STATED TASK:
Your answer should be only a number: how many lines include the word "document".

MATERIAL TO PROCESS:

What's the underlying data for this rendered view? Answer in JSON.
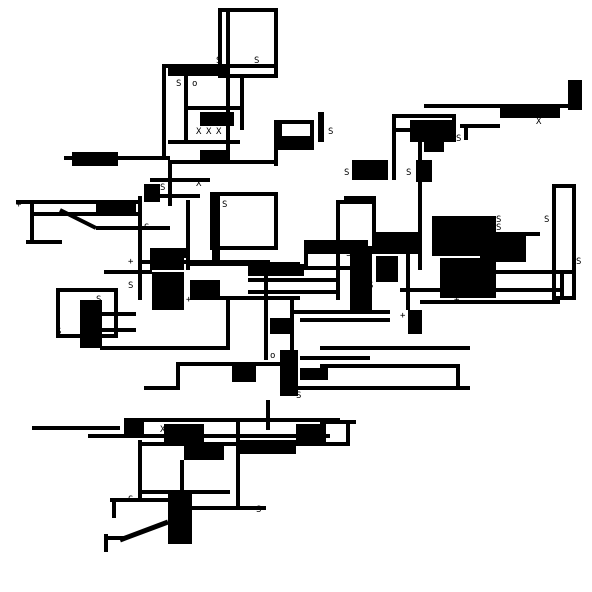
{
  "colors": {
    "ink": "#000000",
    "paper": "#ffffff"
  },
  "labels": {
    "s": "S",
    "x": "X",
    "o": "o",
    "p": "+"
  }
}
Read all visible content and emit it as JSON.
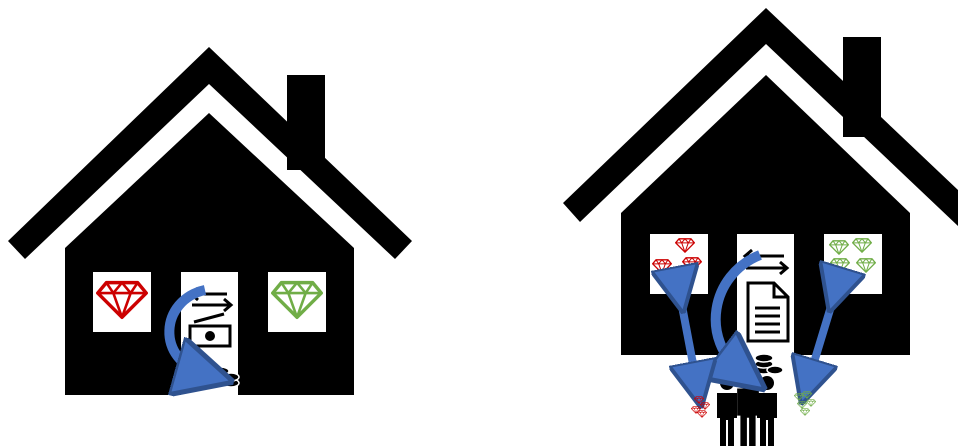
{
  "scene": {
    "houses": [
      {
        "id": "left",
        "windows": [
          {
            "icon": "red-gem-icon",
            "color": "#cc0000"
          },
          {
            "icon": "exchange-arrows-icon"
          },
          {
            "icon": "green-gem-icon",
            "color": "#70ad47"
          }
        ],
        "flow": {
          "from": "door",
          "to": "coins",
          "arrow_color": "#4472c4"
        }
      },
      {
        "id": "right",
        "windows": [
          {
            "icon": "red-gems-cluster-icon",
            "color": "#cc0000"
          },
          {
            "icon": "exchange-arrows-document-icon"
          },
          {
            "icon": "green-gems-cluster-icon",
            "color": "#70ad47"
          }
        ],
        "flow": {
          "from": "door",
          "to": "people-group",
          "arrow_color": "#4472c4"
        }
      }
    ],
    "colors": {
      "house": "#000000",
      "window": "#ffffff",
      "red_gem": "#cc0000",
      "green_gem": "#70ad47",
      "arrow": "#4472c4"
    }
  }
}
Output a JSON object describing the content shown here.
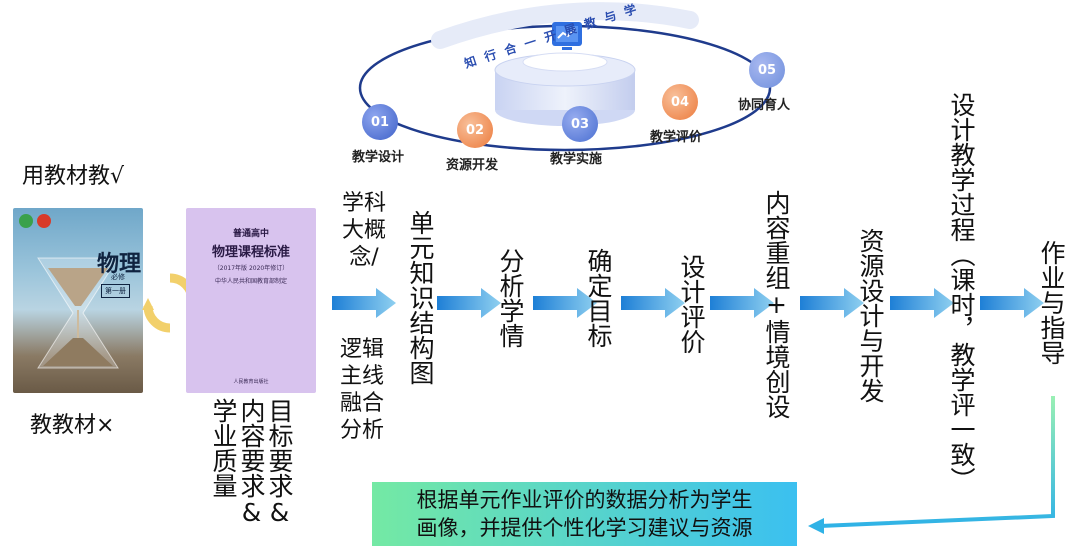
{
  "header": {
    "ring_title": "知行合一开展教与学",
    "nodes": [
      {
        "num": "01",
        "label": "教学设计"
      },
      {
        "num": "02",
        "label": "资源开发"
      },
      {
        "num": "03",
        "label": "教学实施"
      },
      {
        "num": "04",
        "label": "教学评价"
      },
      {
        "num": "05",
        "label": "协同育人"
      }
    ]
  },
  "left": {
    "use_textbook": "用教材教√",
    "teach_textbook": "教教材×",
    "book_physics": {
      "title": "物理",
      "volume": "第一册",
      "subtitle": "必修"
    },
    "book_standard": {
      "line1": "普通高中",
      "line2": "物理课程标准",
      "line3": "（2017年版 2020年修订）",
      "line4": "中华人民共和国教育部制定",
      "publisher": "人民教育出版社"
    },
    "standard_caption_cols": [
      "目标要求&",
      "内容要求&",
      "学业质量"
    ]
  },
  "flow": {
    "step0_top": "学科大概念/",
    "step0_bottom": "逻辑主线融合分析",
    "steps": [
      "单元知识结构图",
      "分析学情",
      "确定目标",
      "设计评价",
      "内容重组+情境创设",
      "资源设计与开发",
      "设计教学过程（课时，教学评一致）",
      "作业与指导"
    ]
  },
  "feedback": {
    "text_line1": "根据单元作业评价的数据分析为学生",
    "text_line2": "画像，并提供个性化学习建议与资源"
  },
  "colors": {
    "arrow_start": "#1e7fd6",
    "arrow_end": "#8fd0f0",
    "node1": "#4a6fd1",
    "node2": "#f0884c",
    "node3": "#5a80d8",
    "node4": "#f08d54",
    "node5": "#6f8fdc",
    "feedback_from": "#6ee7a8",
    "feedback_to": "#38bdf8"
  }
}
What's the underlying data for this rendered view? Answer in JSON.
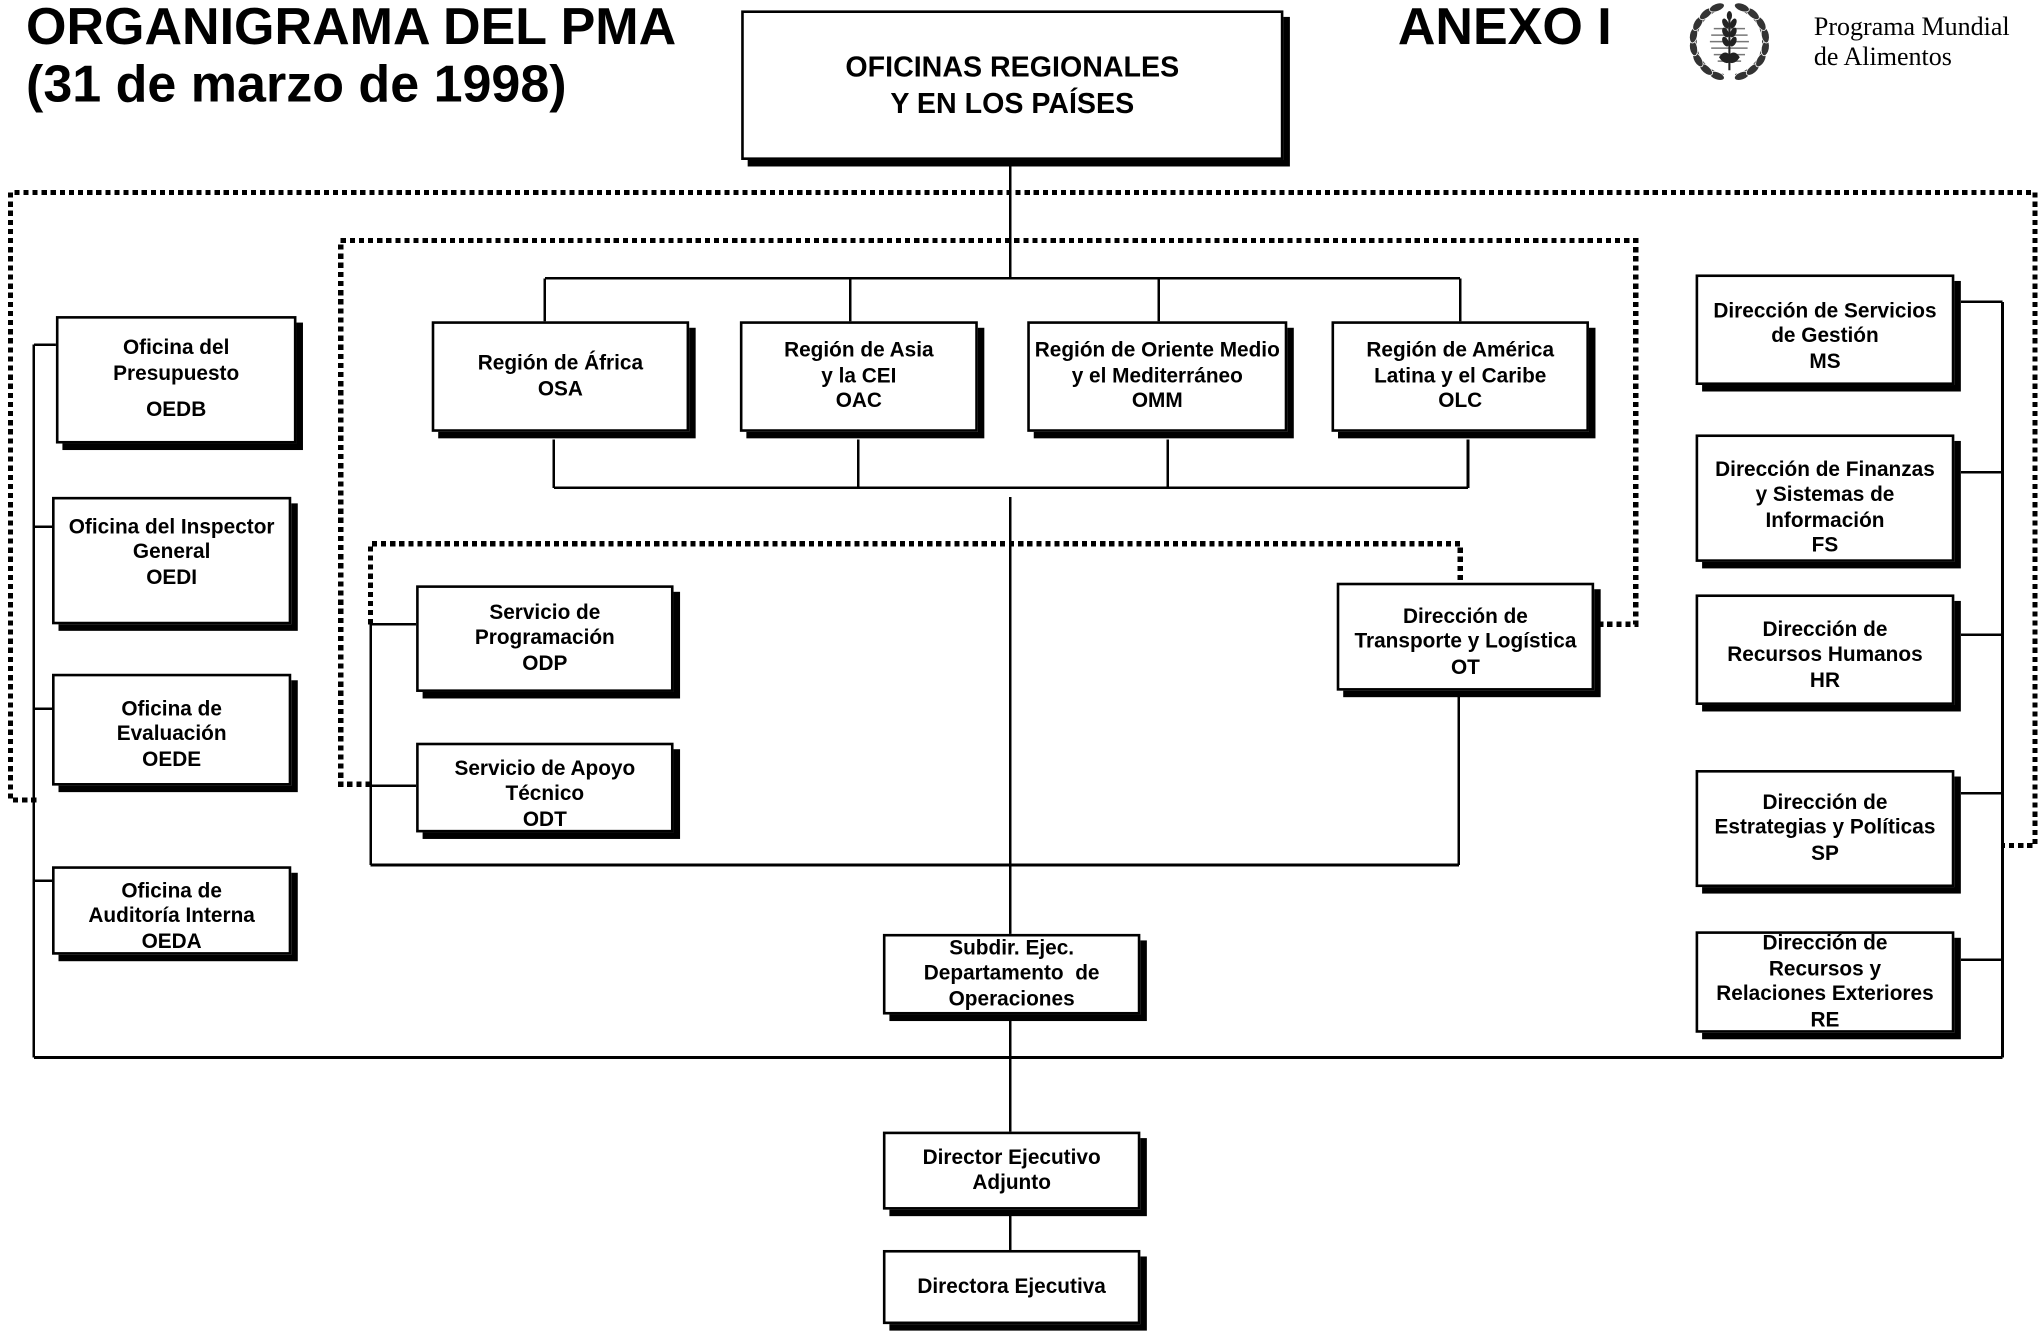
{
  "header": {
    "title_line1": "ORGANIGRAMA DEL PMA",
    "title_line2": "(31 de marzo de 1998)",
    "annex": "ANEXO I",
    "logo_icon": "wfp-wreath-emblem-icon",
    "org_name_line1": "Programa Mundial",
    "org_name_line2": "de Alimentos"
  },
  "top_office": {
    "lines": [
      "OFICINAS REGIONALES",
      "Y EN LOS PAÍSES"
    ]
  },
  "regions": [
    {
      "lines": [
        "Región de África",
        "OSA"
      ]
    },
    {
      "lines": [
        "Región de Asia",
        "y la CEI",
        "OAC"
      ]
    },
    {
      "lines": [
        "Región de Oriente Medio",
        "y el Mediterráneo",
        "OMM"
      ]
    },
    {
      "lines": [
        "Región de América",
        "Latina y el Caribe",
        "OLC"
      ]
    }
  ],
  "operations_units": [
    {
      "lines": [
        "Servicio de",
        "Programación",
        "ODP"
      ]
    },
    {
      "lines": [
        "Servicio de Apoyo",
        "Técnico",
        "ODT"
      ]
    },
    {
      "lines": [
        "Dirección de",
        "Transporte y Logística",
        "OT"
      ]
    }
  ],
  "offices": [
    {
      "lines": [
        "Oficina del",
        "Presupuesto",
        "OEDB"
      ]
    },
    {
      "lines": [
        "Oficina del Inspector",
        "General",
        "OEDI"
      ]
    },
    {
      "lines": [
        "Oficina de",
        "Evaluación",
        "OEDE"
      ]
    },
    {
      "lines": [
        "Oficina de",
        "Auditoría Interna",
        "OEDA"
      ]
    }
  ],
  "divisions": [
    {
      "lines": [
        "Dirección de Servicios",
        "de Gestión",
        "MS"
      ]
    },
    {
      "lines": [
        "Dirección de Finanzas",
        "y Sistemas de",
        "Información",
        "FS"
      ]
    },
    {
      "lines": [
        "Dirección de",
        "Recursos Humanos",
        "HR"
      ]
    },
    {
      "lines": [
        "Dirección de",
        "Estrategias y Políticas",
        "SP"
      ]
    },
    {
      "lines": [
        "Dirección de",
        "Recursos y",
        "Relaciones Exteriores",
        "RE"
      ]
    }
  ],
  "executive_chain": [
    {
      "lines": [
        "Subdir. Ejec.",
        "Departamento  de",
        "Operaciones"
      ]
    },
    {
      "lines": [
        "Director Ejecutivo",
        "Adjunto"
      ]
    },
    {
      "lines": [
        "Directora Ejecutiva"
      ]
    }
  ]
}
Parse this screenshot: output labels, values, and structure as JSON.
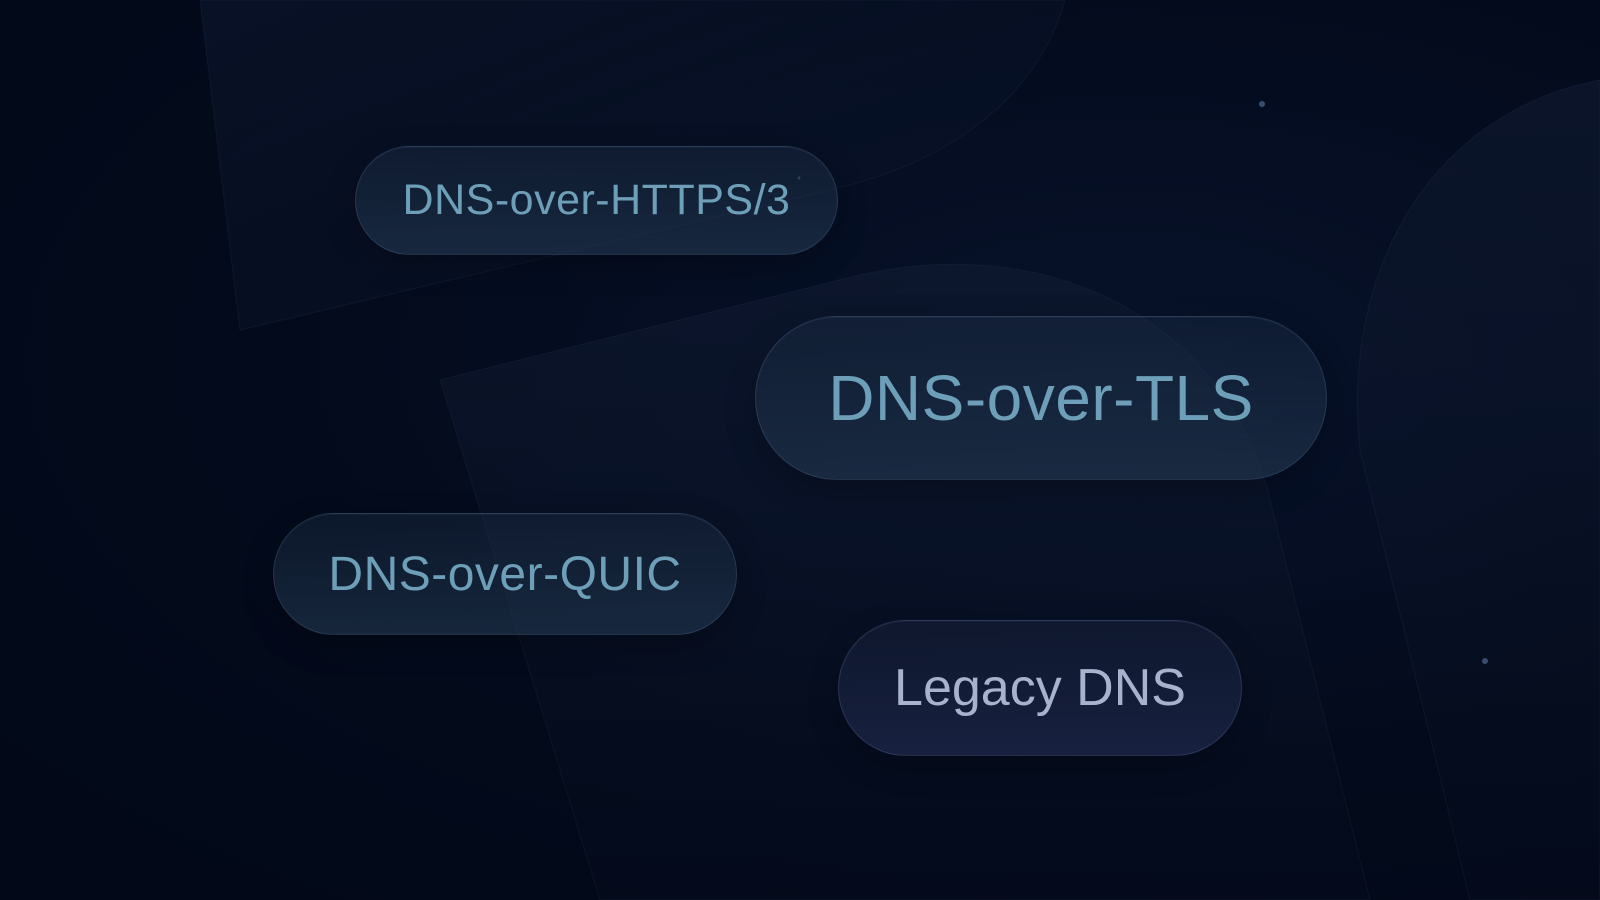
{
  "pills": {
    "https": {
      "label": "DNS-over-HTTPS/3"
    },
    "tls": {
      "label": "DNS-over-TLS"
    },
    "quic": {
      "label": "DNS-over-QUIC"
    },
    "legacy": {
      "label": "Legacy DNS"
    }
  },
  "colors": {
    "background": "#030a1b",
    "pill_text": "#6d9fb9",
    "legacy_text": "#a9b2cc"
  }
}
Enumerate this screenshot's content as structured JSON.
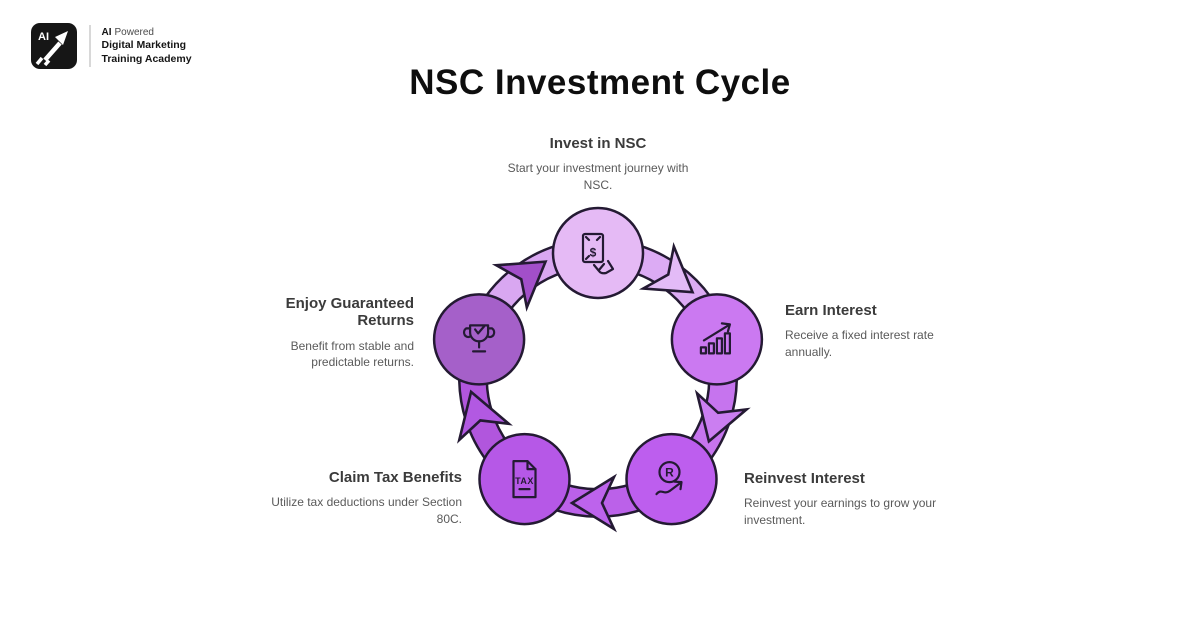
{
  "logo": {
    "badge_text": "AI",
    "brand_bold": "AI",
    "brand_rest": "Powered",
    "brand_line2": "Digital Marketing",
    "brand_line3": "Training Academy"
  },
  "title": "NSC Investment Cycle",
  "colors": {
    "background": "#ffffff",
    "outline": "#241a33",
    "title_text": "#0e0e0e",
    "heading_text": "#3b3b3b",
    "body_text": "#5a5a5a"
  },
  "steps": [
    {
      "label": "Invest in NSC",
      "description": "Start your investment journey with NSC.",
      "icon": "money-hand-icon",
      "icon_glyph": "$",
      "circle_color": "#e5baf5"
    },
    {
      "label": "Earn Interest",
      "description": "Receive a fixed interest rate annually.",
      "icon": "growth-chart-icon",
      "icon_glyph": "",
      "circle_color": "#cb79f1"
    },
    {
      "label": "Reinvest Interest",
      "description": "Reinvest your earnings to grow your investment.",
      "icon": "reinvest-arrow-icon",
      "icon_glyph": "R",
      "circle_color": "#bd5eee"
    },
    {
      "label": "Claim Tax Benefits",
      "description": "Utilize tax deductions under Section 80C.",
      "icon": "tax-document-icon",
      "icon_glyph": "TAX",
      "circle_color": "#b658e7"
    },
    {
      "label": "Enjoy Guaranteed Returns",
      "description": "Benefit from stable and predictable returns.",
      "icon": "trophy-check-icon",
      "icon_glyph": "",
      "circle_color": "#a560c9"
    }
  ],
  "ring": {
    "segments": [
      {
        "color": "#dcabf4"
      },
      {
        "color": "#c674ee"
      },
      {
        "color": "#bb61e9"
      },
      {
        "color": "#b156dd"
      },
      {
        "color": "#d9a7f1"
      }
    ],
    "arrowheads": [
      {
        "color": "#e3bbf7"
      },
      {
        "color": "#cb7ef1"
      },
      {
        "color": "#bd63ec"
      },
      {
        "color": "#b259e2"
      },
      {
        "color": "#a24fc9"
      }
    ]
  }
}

EXERCISE RESULT:
2